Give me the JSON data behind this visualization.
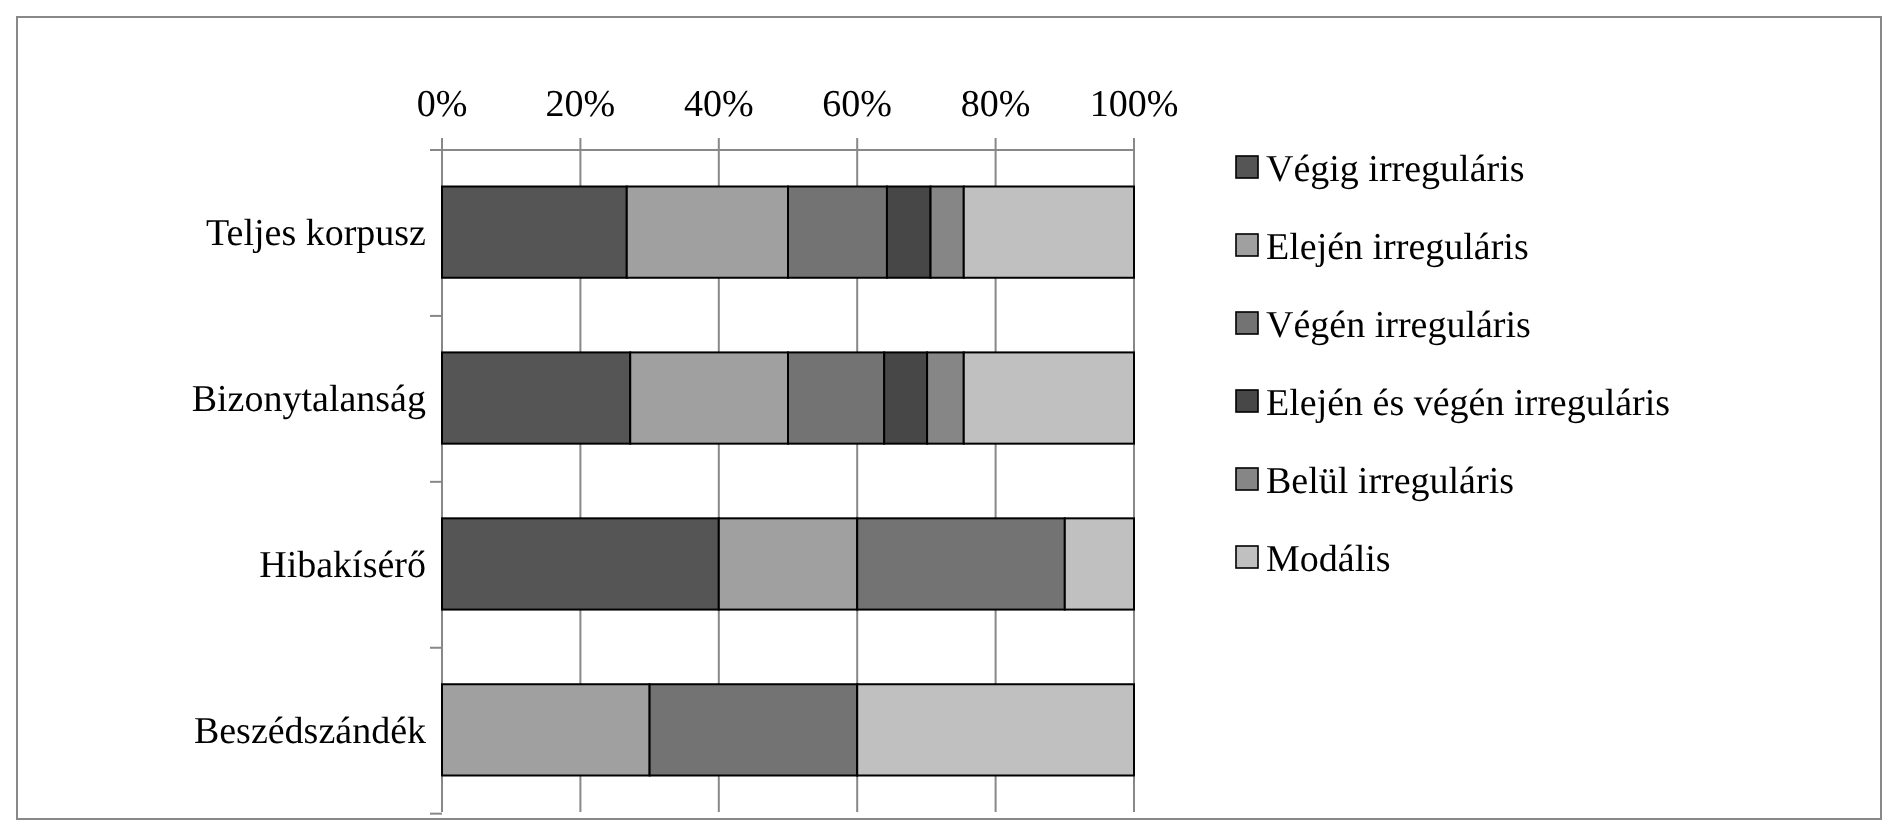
{
  "chart_data": {
    "type": "bar",
    "orientation": "horizontal",
    "stacked": true,
    "categories": [
      "Teljes korpusz",
      "Bizonytalanság",
      "Hibakísérő",
      "Beszédszándék"
    ],
    "series": [
      {
        "name": "Végig irreguláris",
        "color": "#555555",
        "values": [
          26.7,
          27.2,
          40,
          0
        ]
      },
      {
        "name": "Elején irreguláris",
        "color": "#a0a0a0",
        "values": [
          23.3,
          22.8,
          20,
          30
        ]
      },
      {
        "name": "Végén irreguláris",
        "color": "#737373",
        "values": [
          14.3,
          13.9,
          30,
          30
        ]
      },
      {
        "name": "Elején és végén irreguláris",
        "color": "#474747",
        "values": [
          6.3,
          6.2,
          0,
          0
        ]
      },
      {
        "name": "Belül irreguláris",
        "color": "#868686",
        "values": [
          4.8,
          5.3,
          0,
          0
        ]
      },
      {
        "name": "Modális",
        "color": "#c0c0c0",
        "values": [
          24.6,
          24.6,
          10,
          40
        ]
      }
    ],
    "xlim": [
      0,
      100
    ],
    "xticks": [
      {
        "value": 0,
        "label": "0%"
      },
      {
        "value": 20,
        "label": "20%"
      },
      {
        "value": 40,
        "label": "40%"
      },
      {
        "value": 60,
        "label": "60%"
      },
      {
        "value": 80,
        "label": "80%"
      },
      {
        "value": 100,
        "label": "100%"
      }
    ],
    "grid": "x",
    "legend": "right"
  }
}
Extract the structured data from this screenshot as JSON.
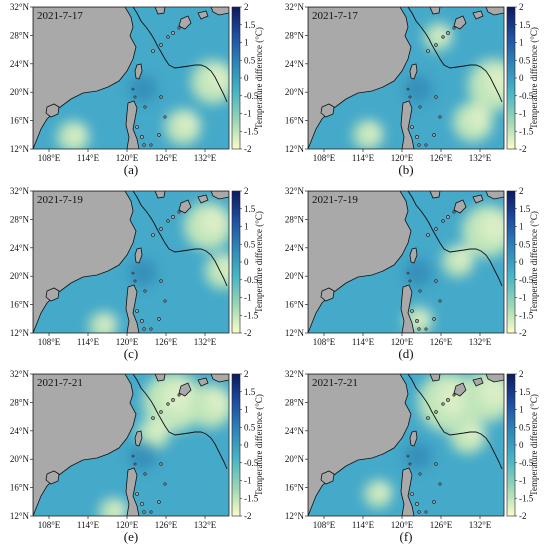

:: Instruction ::
Exactly how many lines of the material contain the word "this"? Write the number alone.

:: Solution to the exercise ::
2